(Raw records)

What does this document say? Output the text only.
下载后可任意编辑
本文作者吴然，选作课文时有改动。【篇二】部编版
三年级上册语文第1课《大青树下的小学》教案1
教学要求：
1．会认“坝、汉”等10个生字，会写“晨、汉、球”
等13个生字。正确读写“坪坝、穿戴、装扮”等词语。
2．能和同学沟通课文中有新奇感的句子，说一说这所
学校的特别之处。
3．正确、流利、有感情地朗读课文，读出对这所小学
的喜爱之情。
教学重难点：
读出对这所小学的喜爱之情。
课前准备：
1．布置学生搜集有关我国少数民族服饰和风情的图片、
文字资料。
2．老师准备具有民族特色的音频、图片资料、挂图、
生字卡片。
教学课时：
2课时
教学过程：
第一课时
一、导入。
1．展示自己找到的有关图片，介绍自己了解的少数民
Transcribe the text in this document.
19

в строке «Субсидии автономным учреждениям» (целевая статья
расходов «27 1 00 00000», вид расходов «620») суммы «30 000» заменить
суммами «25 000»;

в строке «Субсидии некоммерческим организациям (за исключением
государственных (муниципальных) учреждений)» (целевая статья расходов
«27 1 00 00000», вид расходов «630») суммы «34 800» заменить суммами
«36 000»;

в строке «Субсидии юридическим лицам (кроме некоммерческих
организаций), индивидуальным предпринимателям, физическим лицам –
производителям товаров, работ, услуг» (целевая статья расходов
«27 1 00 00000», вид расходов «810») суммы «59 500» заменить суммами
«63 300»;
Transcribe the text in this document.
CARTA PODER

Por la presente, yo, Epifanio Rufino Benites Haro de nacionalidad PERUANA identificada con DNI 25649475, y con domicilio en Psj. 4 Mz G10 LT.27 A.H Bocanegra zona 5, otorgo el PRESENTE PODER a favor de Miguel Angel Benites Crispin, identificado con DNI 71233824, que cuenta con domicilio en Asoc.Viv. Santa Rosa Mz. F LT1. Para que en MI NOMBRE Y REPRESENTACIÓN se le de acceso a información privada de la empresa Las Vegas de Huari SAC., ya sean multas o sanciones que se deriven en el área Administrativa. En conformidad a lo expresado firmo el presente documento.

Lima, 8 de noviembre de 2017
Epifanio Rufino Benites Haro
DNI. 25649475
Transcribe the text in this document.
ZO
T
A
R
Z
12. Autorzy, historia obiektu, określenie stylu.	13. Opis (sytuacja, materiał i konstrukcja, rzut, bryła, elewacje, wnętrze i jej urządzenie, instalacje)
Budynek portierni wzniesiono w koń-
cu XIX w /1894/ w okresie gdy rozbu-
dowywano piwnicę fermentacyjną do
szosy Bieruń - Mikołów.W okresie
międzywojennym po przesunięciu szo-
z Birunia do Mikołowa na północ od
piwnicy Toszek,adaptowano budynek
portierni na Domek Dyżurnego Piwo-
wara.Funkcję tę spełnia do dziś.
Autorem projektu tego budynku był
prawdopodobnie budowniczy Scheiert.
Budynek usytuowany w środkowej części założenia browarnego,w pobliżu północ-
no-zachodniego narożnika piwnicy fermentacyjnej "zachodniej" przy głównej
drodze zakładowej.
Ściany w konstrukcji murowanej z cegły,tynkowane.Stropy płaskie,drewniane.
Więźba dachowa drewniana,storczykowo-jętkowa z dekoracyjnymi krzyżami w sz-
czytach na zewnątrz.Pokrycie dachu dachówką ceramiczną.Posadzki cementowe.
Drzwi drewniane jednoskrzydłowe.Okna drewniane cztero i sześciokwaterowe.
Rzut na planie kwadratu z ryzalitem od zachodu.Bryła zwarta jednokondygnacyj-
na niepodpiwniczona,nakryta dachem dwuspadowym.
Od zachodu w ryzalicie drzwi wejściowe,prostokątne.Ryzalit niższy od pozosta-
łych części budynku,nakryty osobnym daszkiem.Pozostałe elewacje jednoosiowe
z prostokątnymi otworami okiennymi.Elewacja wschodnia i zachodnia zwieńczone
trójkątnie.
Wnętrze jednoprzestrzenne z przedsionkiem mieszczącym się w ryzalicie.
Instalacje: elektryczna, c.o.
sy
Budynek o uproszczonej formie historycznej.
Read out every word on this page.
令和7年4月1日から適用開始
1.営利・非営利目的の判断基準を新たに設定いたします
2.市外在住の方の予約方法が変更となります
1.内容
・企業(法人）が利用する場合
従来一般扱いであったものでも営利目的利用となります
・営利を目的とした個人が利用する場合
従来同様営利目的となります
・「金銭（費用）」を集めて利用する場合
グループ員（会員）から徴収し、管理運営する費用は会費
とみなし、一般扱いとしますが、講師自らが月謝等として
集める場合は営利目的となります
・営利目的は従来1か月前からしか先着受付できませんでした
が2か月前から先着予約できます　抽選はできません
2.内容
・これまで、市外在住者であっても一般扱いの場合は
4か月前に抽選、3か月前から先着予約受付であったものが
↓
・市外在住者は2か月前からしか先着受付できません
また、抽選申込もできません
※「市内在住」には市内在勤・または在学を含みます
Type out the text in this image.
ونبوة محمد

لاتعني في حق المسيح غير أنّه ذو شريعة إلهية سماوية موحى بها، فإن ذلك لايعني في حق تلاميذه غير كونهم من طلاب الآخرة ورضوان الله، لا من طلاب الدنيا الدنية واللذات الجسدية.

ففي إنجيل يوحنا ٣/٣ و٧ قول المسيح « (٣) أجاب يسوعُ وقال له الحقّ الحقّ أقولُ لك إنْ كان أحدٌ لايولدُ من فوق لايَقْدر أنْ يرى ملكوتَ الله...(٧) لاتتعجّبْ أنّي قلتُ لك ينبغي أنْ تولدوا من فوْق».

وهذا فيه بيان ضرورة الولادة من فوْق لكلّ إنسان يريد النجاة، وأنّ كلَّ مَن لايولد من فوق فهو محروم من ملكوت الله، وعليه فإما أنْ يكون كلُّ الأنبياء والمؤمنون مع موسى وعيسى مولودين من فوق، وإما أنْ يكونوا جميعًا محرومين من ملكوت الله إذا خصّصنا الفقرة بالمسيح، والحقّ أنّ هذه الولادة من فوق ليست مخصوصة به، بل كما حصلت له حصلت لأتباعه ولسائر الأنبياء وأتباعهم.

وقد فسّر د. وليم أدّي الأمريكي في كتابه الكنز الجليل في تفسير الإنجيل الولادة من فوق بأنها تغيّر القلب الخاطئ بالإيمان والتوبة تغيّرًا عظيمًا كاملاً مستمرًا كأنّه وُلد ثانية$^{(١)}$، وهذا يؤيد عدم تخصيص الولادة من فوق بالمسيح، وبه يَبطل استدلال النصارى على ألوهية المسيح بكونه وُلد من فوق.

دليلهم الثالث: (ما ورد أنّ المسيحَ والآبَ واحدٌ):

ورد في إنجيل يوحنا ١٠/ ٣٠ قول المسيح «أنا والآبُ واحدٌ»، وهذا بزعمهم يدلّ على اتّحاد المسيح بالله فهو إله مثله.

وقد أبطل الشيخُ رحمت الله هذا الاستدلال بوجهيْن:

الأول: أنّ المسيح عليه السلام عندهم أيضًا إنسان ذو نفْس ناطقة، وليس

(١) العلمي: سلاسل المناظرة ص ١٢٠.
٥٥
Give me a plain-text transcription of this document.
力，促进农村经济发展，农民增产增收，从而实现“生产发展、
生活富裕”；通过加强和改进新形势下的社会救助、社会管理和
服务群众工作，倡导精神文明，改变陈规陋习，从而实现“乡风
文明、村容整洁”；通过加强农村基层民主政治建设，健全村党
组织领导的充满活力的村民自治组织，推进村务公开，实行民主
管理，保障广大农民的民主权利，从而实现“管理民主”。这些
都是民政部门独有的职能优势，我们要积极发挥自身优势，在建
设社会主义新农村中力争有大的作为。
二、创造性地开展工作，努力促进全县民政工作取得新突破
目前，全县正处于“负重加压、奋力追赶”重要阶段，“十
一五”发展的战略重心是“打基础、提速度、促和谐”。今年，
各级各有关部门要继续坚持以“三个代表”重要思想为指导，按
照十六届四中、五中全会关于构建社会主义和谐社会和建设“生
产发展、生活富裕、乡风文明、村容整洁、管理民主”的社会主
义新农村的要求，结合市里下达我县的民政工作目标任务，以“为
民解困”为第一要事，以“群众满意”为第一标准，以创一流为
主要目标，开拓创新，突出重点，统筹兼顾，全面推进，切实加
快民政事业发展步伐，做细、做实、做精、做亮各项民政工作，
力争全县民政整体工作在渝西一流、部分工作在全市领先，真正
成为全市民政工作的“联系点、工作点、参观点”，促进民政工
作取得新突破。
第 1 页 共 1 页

» What to do
Starting at the line that contains "Give me a plain-text", copy each line exactly through the end of the listing above. Include that first line and the last one, and add nothing.

» Result of the task
Give me a plain-text transcription of this document.
力，促进农村经济发展，农民增产增收，从而实现“生产发展、
生活富裕”；通过加强和改进新形势下的社会救助、社会管理和
服务群众工作，倡导精神文明，改变陈规陋习，从而实现“乡风
文明、村容整洁”；通过加强农村基层民主政治建设，健全村党
组织领导的充满活力的村民自治组织，推进村务公开，实行民主
管理，保障广大农民的民主权利，从而实现“管理民主”。这些
都是民政部门独有的职能优势，我们要积极发挥自身优势，在建
设社会主义新农村中力争有大的作为。
二、创造性地开展工作，努力促进全县民政工作取得新突破
目前，全县正处于“负重加压、奋力追赶”重要阶段，“十
一五”发展的战略重心是“打基础、提速度、促和谐”。今年，
各级各有关部门要继续坚持以“三个代表”重要思想为指导，按
照十六届四中、五中全会关于构建社会主义和谐社会和建设“生
产发展、生活富裕、乡风文明、村容整洁、管理民主”的社会主
义新农村的要求，结合市里下达我县的民政工作目标任务，以“为
民解困”为第一要事，以“群众满意”为第一标准，以创一流为
主要目标，开拓创新，突出重点，统筹兼顾，全面推进，切实加
快民政事业发展步伐，做细、做实、做精、做亮各项民政工作，
力争全县民政整体工作在渝西一流、部分工作在全市领先，真正
成为全市民政工作的“联系点、工作点、参观点”，促进民政工
作取得新突破。
第 1 页 共 1 页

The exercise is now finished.